• Exercise brief:
Lines holding the string "What" are the ones to copy; find them all in the data.

— BEGIN Supplied data —

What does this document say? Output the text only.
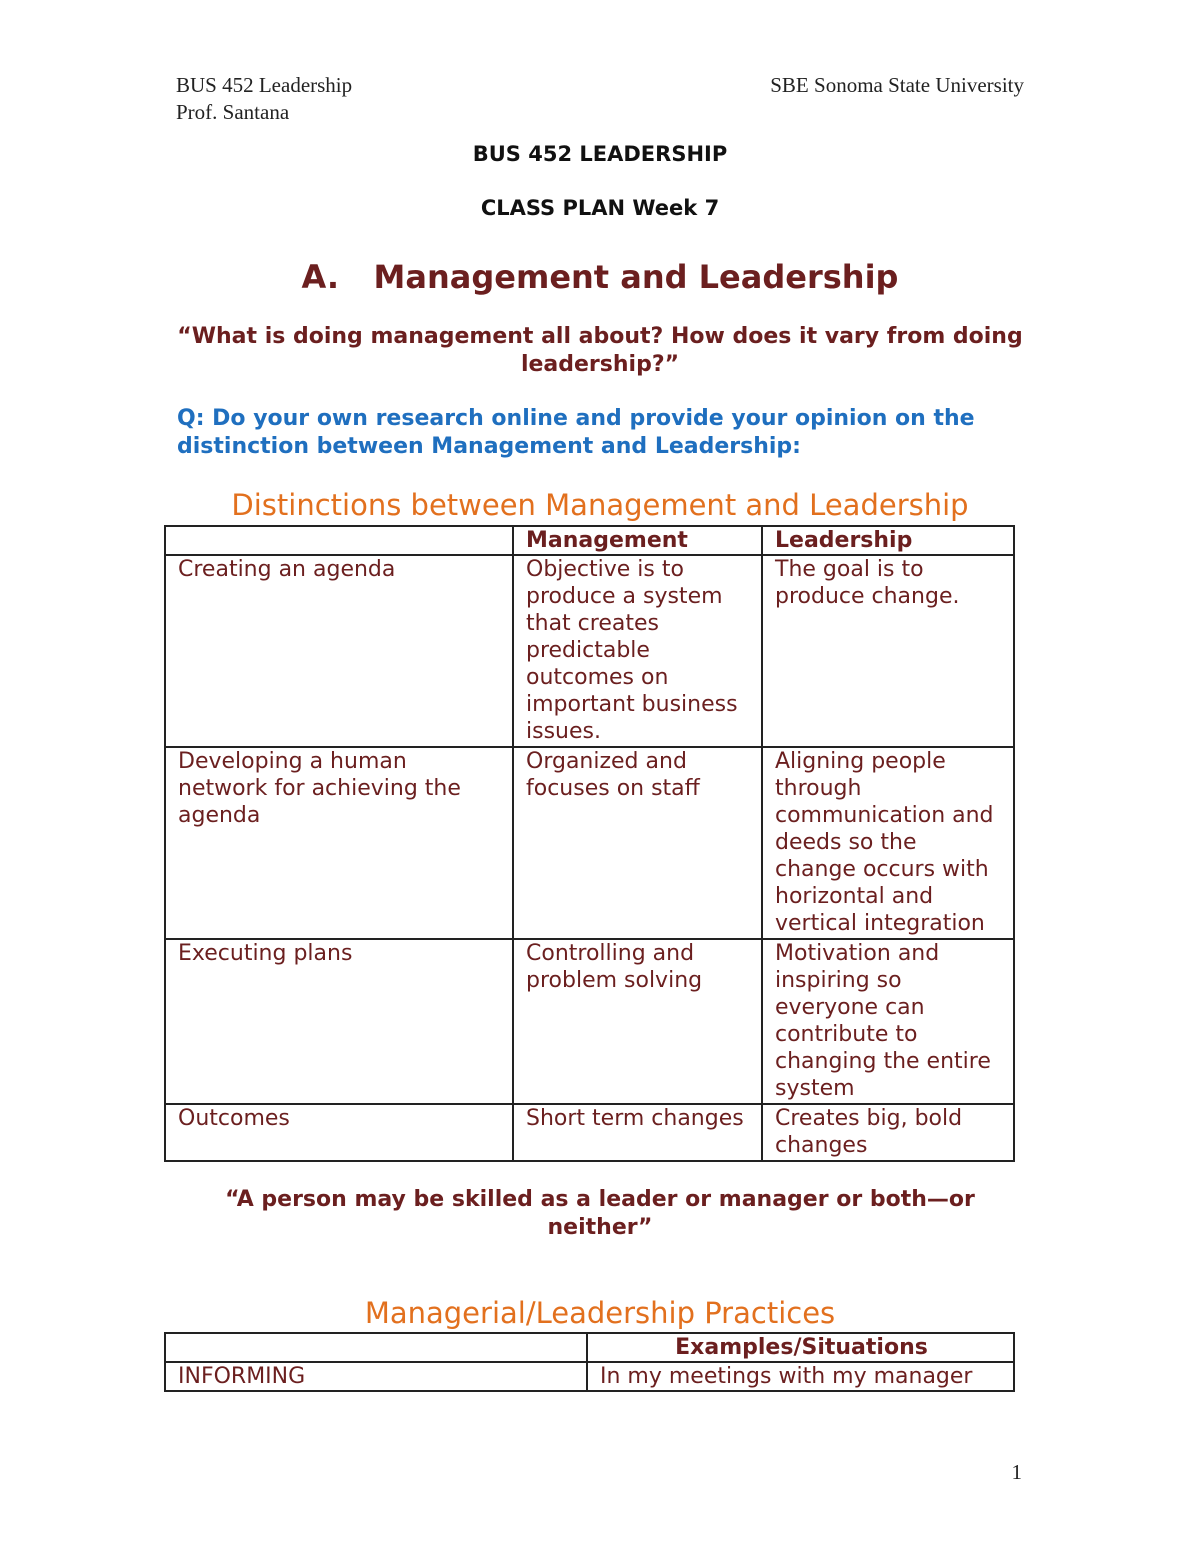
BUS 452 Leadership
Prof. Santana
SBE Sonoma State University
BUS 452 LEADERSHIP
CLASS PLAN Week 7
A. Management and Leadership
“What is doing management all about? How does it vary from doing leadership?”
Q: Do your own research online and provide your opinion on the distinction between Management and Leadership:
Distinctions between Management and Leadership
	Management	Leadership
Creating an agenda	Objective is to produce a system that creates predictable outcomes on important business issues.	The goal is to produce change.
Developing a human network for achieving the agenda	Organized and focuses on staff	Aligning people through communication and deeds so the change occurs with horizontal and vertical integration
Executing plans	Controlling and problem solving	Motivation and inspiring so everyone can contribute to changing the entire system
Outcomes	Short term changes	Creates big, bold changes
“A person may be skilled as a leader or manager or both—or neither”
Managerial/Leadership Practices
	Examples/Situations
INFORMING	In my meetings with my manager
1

— END Supplied data —

• Solution:
What does this document say? Output the text only.
“What is doing management all about? How does it vary from doing leadership?”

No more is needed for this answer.